## EXTRACTED RECORDS
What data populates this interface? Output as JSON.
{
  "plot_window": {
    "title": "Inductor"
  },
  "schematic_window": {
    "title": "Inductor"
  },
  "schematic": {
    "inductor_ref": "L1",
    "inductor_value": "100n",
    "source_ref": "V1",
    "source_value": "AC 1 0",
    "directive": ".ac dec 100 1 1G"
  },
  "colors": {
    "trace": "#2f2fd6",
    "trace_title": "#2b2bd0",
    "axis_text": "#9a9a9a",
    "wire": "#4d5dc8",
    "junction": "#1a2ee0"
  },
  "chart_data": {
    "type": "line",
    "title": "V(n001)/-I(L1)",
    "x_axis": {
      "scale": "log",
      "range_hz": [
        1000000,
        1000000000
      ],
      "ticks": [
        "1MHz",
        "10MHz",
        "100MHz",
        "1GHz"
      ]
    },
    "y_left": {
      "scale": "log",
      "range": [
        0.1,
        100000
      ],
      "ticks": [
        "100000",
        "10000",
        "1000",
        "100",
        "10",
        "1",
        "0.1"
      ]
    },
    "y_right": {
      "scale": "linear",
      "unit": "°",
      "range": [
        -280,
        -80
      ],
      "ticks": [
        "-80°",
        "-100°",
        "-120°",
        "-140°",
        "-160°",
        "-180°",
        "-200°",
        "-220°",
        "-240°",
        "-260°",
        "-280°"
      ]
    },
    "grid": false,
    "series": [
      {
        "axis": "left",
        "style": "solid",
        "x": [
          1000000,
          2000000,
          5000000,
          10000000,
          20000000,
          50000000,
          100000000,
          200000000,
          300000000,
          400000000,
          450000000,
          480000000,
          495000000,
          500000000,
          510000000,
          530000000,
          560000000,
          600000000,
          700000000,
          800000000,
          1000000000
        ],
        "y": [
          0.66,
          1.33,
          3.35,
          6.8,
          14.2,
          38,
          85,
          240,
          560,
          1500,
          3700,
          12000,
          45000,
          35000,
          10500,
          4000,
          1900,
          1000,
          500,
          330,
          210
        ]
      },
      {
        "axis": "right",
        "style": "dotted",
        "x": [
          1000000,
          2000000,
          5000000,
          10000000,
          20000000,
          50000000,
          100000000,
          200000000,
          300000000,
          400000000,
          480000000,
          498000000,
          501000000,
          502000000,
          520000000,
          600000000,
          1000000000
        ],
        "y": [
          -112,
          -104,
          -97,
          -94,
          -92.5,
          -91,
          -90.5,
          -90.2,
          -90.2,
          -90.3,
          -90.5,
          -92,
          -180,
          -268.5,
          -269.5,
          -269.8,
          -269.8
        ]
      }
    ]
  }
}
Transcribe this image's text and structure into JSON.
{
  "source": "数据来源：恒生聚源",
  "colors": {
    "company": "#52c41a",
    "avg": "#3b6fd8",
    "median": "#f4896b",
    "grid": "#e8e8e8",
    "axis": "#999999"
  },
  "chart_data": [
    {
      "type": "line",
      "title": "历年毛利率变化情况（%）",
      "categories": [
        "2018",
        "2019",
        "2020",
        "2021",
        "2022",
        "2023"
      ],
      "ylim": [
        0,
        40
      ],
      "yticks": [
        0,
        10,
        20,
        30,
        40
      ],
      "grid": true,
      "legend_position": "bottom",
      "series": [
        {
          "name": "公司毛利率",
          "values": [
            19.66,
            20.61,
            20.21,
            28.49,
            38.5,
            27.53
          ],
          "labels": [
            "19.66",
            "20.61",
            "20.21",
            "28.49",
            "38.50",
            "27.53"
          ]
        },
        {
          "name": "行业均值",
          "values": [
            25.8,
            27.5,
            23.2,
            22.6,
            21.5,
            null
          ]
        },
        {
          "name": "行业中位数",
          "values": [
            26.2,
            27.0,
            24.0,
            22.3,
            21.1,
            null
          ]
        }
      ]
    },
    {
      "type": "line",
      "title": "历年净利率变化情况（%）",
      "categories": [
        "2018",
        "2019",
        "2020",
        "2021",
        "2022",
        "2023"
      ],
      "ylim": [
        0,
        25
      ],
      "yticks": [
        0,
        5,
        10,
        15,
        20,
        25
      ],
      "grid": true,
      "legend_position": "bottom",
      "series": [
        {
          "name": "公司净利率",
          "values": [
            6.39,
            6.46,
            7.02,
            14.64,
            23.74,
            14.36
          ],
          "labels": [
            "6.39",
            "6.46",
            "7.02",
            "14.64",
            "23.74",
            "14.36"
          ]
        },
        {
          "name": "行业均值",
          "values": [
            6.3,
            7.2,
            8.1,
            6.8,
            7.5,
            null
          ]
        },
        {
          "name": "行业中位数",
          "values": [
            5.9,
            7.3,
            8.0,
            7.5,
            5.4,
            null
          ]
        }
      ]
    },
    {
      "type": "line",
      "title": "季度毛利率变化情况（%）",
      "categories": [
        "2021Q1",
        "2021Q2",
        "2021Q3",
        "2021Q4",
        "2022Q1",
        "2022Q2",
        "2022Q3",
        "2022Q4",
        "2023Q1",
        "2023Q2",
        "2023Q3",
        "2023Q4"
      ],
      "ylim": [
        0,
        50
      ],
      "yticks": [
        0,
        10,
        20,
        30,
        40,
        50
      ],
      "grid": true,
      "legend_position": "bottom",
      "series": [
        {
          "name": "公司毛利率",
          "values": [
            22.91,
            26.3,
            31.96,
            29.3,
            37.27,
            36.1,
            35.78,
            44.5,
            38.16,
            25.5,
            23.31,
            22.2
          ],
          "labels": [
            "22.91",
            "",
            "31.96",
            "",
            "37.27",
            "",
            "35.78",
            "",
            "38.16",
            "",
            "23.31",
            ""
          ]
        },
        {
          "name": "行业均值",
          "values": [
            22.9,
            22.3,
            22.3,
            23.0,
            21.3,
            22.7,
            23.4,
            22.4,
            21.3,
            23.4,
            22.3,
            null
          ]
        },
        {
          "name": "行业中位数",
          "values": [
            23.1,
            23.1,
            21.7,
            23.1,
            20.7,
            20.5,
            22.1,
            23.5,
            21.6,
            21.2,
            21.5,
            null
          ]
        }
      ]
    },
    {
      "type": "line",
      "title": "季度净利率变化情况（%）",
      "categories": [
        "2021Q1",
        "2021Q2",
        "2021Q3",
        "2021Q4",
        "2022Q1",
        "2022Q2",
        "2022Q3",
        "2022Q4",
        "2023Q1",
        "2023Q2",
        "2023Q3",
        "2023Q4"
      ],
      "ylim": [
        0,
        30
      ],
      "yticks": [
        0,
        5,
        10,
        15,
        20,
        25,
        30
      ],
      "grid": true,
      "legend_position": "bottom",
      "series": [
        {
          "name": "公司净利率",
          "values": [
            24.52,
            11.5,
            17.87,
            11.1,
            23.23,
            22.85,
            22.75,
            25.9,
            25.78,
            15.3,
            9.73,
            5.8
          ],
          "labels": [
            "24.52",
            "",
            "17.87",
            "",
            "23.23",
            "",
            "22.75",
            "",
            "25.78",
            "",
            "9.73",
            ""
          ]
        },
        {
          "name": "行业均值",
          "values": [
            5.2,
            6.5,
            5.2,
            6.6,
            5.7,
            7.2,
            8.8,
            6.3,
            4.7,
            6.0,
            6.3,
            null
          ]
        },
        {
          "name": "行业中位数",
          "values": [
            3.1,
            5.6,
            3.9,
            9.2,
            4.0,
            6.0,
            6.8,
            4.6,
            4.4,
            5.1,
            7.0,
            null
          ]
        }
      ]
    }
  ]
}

## CHALLENGE
Reproduce the whole listing word for word.

## PROBLEM SOLUTION
What data populates this interface? Output as JSON.
{
  "plot_window": {
    "title": "Inductor"
  },
  "schematic_window": {
    "title": "Inductor"
  },
  "schematic": {
    "inductor_ref": "L1",
    "inductor_value": "100n",
    "source_ref": "V1",
    "source_value": "AC 1 0",
    "directive": ".ac dec 100 1 1G"
  },
  "colors": {
    "trace": "#2f2fd6",
    "trace_title": "#2b2bd0",
    "axis_text": "#9a9a9a",
    "wire": "#4d5dc8",
    "junction": "#1a2ee0"
  },
  "chart_data": {
    "type": "line",
    "title": "V(n001)/-I(L1)",
    "x_axis": {
      "scale": "log",
      "range_hz": [
        1000000,
        1000000000
      ],
      "ticks": [
        "1MHz",
        "10MHz",
        "100MHz",
        "1GHz"
      ]
    },
    "y_left": {
      "scale": "log",
      "range": [
        0.1,
        100000
      ],
      "ticks": [
        "100000",
        "10000",
        "1000",
        "100",
        "10",
        "1",
        "0.1"
      ]
    },
    "y_right": {
      "scale": "linear",
      "unit": "°",
      "range": [
        -280,
        -80
      ],
      "ticks": [
        "-80°",
        "-100°",
        "-120°",
        "-140°",
        "-160°",
        "-180°",
        "-200°",
        "-220°",
        "-240°",
        "-260°",
        "-280°"
      ]
    },
    "grid": false,
    "series": [
      {
        "axis": "left",
        "style": "solid",
        "x": [
          1000000,
          2000000,
          5000000,
          10000000,
          20000000,
          50000000,
          100000000,
          200000000,
          300000000,
          400000000,
          450000000,
          480000000,
          495000000,
          500000000,
          510000000,
          530000000,
          560000000,
          600000000,
          700000000,
          800000000,
          1000000000
        ],
        "y": [
          0.66,
          1.33,
          3.35,
          6.8,
          14.2,
          38,
          85,
          240,
          560,
          1500,
          3700,
          12000,
          45000,
          35000,
          10500,
          4000,
          1900,
          1000,
          500,
          330,
          210
        ]
      },
      {
        "axis": "right",
        "style": "dotted",
        "x": [
          1000000,
          2000000,
          5000000,
          10000000,
          20000000,
          50000000,
          100000000,
          200000000,
          300000000,
          400000000,
          480000000,
          498000000,
          501000000,
          502000000,
          520000000,
          600000000,
          1000000000
        ],
        "y": [
          -112,
          -104,
          -97,
          -94,
          -92.5,
          -91,
          -90.5,
          -90.2,
          -90.2,
          -90.3,
          -90.5,
          -92,
          -180,
          -268.5,
          -269.5,
          -269.8,
          -269.8
        ]
      }
    ]
  }
}
Transcribe this image's text and structure into JSON.
{
  "source": "数据来源：恒生聚源",
  "colors": {
    "company": "#52c41a",
    "avg": "#3b6fd8",
    "median": "#f4896b",
    "grid": "#e8e8e8",
    "axis": "#999999"
  },
  "chart_data": [
    {
      "type": "line",
      "title": "历年毛利率变化情况（%）",
      "categories": [
        "2018",
        "2019",
        "2020",
        "2021",
        "2022",
        "2023"
      ],
      "ylim": [
        0,
        40
      ],
      "yticks": [
        0,
        10,
        20,
        30,
        40
      ],
      "grid": true,
      "legend_position": "bottom",
      "series": [
        {
          "name": "公司毛利率",
          "values": [
            19.66,
            20.61,
            20.21,
            28.49,
            38.5,
            27.53
          ],
          "labels": [
            "19.66",
            "20.61",
            "20.21",
            "28.49",
            "38.50",
            "27.53"
          ]
        },
        {
          "name": "行业均值",
          "values": [
            25.8,
            27.5,
            23.2,
            22.6,
            21.5,
            null
          ]
        },
        {
          "name": "行业中位数",
          "values": [
            26.2,
            27.0,
            24.0,
            22.3,
            21.1,
            null
          ]
        }
      ]
    },
    {
      "type": "line",
      "title": "历年净利率变化情况（%）",
      "categories": [
        "2018",
        "2019",
        "2020",
        "2021",
        "2022",
        "2023"
      ],
      "ylim": [
        0,
        25
      ],
      "yticks": [
        0,
        5,
        10,
        15,
        20,
        25
      ],
      "grid": true,
      "legend_position": "bottom",
      "series": [
        {
          "name": "公司净利率",
          "values": [
            6.39,
            6.46,
            7.02,
            14.64,
            23.74,
            14.36
          ],
          "labels": [
            "6.39",
            "6.46",
            "7.02",
            "14.64",
            "23.74",
            "14.36"
          ]
        },
        {
          "name": "行业均值",
          "values": [
            6.3,
            7.2,
            8.1,
            6.8,
            7.5,
            null
          ]
        },
        {
          "name": "行业中位数",
          "values": [
            5.9,
            7.3,
            8.0,
            7.5,
            5.4,
            null
          ]
        }
      ]
    },
    {
      "type": "line",
      "title": "季度毛利率变化情况（%）",
      "categories": [
        "2021Q1",
        "2021Q2",
        "2021Q3",
        "2021Q4",
        "2022Q1",
        "2022Q2",
        "2022Q3",
        "2022Q4",
        "2023Q1",
        "2023Q2",
        "2023Q3",
        "2023Q4"
      ],
      "ylim": [
        0,
        50
      ],
      "yticks": [
        0,
        10,
        20,
        30,
        40,
        50
      ],
      "grid": true,
      "legend_position": "bottom",
      "series": [
        {
          "name": "公司毛利率",
          "values": [
            22.91,
            26.3,
            31.96,
            29.3,
            37.27,
            36.1,
            35.78,
            44.5,
            38.16,
            25.5,
            23.31,
            22.2
          ],
          "labels": [
            "22.91",
            "",
            "31.96",
            "",
            "37.27",
            "",
            "35.78",
            "",
            "38.16",
            "",
            "23.31",
            ""
          ]
        },
        {
          "name": "行业均值",
          "values": [
            22.9,
            22.3,
            22.3,
            23.0,
            21.3,
            22.7,
            23.4,
            22.4,
            21.3,
            23.4,
            22.3,
            null
          ]
        },
        {
          "name": "行业中位数",
          "values": [
            23.1,
            23.1,
            21.7,
            23.1,
            20.7,
            20.5,
            22.1,
            23.5,
            21.6,
            21.2,
            21.5,
            null
          ]
        }
      ]
    },
    {
      "type": "line",
      "title": "季度净利率变化情况（%）",
      "categories": [
        "2021Q1",
        "2021Q2",
        "2021Q3",
        "2021Q4",
        "2022Q1",
        "2022Q2",
        "2022Q3",
        "2022Q4",
        "2023Q1",
        "2023Q2",
        "2023Q3",
        "2023Q4"
      ],
      "ylim": [
        0,
        30
      ],
      "yticks": [
        0,
        5,
        10,
        15,
        20,
        25,
        30
      ],
      "grid": true,
      "legend_position": "bottom",
      "series": [
        {
          "name": "公司净利率",
          "values": [
            24.52,
            11.5,
            17.87,
            11.1,
            23.23,
            22.85,
            22.75,
            25.9,
            25.78,
            15.3,
            9.73,
            5.8
          ],
          "labels": [
            "24.52",
            "",
            "17.87",
            "",
            "23.23",
            "",
            "22.75",
            "",
            "25.78",
            "",
            "9.73",
            ""
          ]
        },
        {
          "name": "行业均值",
          "values": [
            5.2,
            6.5,
            5.2,
            6.6,
            5.7,
            7.2,
            8.8,
            6.3,
            4.7,
            6.0,
            6.3,
            null
          ]
        },
        {
          "name": "行业中位数",
          "values": [
            3.1,
            5.6,
            3.9,
            9.2,
            4.0,
            6.0,
            6.8,
            4.6,
            4.4,
            5.1,
            7.0,
            null
          ]
        }
      ]
    }
  ]
}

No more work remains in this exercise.